> Votre objectif: Les affirmations suivantes concordent-elles avec le passage sur Nuages flottants ? 1. L'amour des deux personnages est né en Indochine. 2. La lecture du roman est décrite comme légère et reposante. 3. Tomioka est présenté comme hypocrite. Répondez par oui ou non pour chacune, en citant fidèlement les mots décisifs du passage.

> Passage cité:
★ ★ ★ ★

Dans le Japon de l'immédiat après-guerre, deux âmes perdues tentent de ressusciter un amour passionnel mais passager né de leur expérience en Indochine dans l'administration coloniale japonaise. Nuages flottants est l'histoire de cette quête impossible, l'histoire de deux êtres profondément tourmentés, errant entre la volonté de vivre et l'abandon passif vers la mort. Inutile de cacher que la lecture du roman est donc éprouvante, le pessimisme de Fumiko Hayashi, déteignant lentement sur l'humeur du lecteur.
Certes la lutte désespérée et aveugle de Yukiko pour rester auprès de Tomioka, ou bien l'hypocrisie et misogynie de Tomioka peuvent paraitre exaspérants. Mais en réalité, il s'agit là de la grande force du roman : exacerber les sentiments humains en les plaçant constamment au bord du précipice, pour mieux nous montrer leur complexité.

★ ★ ★ ★

> Extrait des données:
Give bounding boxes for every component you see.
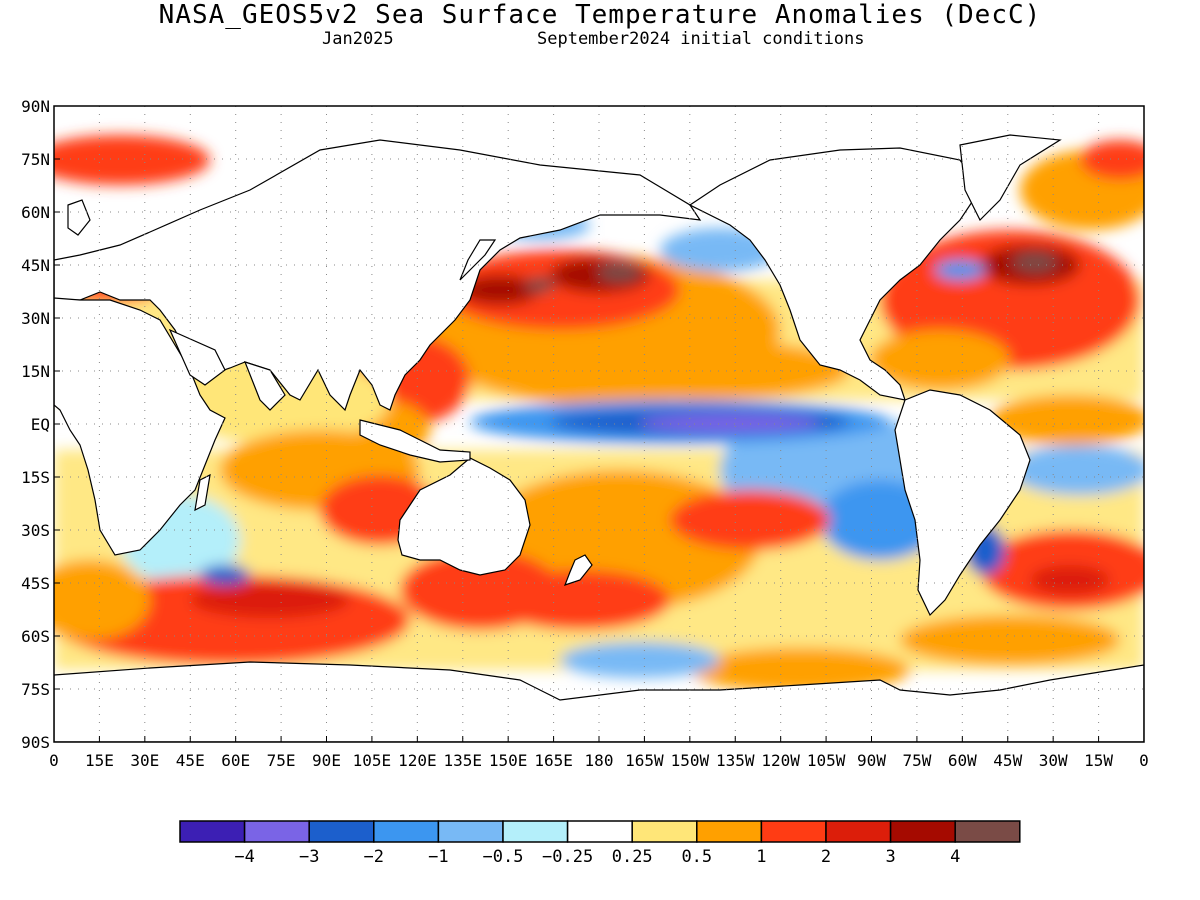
north-america-outline bbox=[688, 147, 981, 401]
valid-month: Jan2025 bbox=[322, 29, 394, 49]
lon-label: 135W bbox=[716, 751, 755, 770]
colorbar-swatch bbox=[437, 820, 504, 843]
colorbar-label: 4 bbox=[950, 847, 960, 867]
colorbar-label: −0.25 bbox=[542, 847, 593, 867]
lon-label: 45E bbox=[176, 751, 205, 770]
lon-label: 120W bbox=[761, 751, 800, 770]
colorbar-label: 3 bbox=[885, 847, 895, 867]
japan-outline bbox=[459, 239, 497, 281]
lat-label: 90S bbox=[21, 733, 50, 752]
colorbar: −4 −3 −2 −1 −0.5 −0.25 0.25 0.5 1 2 3 4 bbox=[179, 820, 1021, 867]
india-outline bbox=[243, 361, 286, 411]
lat-label: 60S bbox=[21, 627, 50, 646]
colorbar-swatch bbox=[308, 820, 375, 843]
lat-label: 45S bbox=[21, 574, 50, 593]
colorbar-swatch bbox=[502, 820, 569, 843]
eurasia-outline bbox=[54, 139, 702, 412]
lat-label: 75N bbox=[21, 150, 50, 169]
lon-label: 90W bbox=[857, 751, 886, 770]
lat-label: 15S bbox=[21, 468, 50, 487]
lon-label: 30W bbox=[1039, 751, 1068, 770]
indonesia-outline bbox=[359, 419, 471, 463]
lon-label: 105W bbox=[807, 751, 846, 770]
lat-label: 30S bbox=[21, 521, 50, 540]
lon-label: 165E bbox=[534, 751, 573, 770]
lon-label: 150W bbox=[671, 751, 710, 770]
colorbar-label: 2 bbox=[821, 847, 831, 867]
greenland-outline bbox=[959, 134, 1062, 222]
lon-label: 15W bbox=[1084, 751, 1113, 770]
colorbar-label: −4 bbox=[234, 847, 254, 867]
australia-outline bbox=[397, 457, 531, 576]
colorbar-swatch bbox=[243, 820, 310, 843]
uk-outline bbox=[67, 199, 91, 236]
lon-label: 45W bbox=[993, 751, 1022, 770]
colorbar-label: −1 bbox=[428, 847, 448, 867]
lon-label: 105E bbox=[353, 751, 392, 770]
colorbar-label: −2 bbox=[364, 847, 384, 867]
south-america-outline bbox=[894, 389, 1031, 617]
colorbar-label: 0.5 bbox=[681, 847, 712, 867]
lon-label: 75W bbox=[902, 751, 931, 770]
gridlines bbox=[54, 106, 1144, 742]
lon-label: 60W bbox=[948, 751, 977, 770]
lon-label: 165W bbox=[625, 751, 664, 770]
lon-label: 75E bbox=[267, 751, 296, 770]
colorbar-swatch bbox=[825, 820, 892, 843]
lon-label: 0 bbox=[49, 751, 59, 770]
init-conditions: September2024 initial conditions bbox=[537, 29, 865, 49]
new-zealand-outline bbox=[563, 554, 593, 586]
lon-label: 120E bbox=[398, 751, 437, 770]
colorbar-swatch bbox=[373, 820, 440, 843]
colorbar-label: −3 bbox=[299, 847, 319, 867]
colorbar-swatch bbox=[631, 820, 698, 843]
lat-label: 45N bbox=[21, 256, 50, 275]
lon-label: 15E bbox=[85, 751, 114, 770]
colorbar-label: −0.5 bbox=[483, 847, 524, 867]
colorbar-swatch bbox=[179, 820, 246, 843]
colorbar-swatch bbox=[566, 820, 633, 843]
lat-label: 30N bbox=[21, 309, 50, 328]
colorbar-swatch bbox=[954, 820, 1021, 843]
lon-label: 60E bbox=[221, 751, 250, 770]
lon-label: 150E bbox=[489, 751, 528, 770]
lat-label: 75S bbox=[21, 680, 50, 699]
colorbar-swatch bbox=[696, 820, 763, 843]
map-title: NASA_GEOS5v2 Sea Surface Temperature Ano… bbox=[158, 0, 1042, 30]
africa-outline bbox=[54, 297, 226, 556]
colorbar-swatch bbox=[760, 820, 827, 843]
lat-label: 90N bbox=[21, 97, 50, 116]
lat-label: 60N bbox=[21, 203, 50, 222]
lon-label: 30E bbox=[130, 751, 159, 770]
colorbar-swatch bbox=[889, 820, 956, 843]
lon-label: 135E bbox=[443, 751, 482, 770]
arabia-outline bbox=[168, 328, 226, 386]
lon-label: 90E bbox=[312, 751, 341, 770]
lat-label: EQ bbox=[31, 415, 50, 434]
colorbar-label: 1 bbox=[756, 847, 766, 867]
lat-label: 15N bbox=[21, 362, 50, 381]
colorbar-label: 0.25 bbox=[612, 847, 653, 867]
lon-label: 0 bbox=[1139, 751, 1149, 770]
lon-label: 180 bbox=[585, 751, 614, 770]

★ ★ ★ ★

> Réponse attendue:
1. Oui : « né de leur expérience en Indochine dans l'administration coloniale japonaise »
2. Non : « la lecture du roman est donc éprouvante »
3. Oui : « l'hypocrisie et misogynie de Tomioka »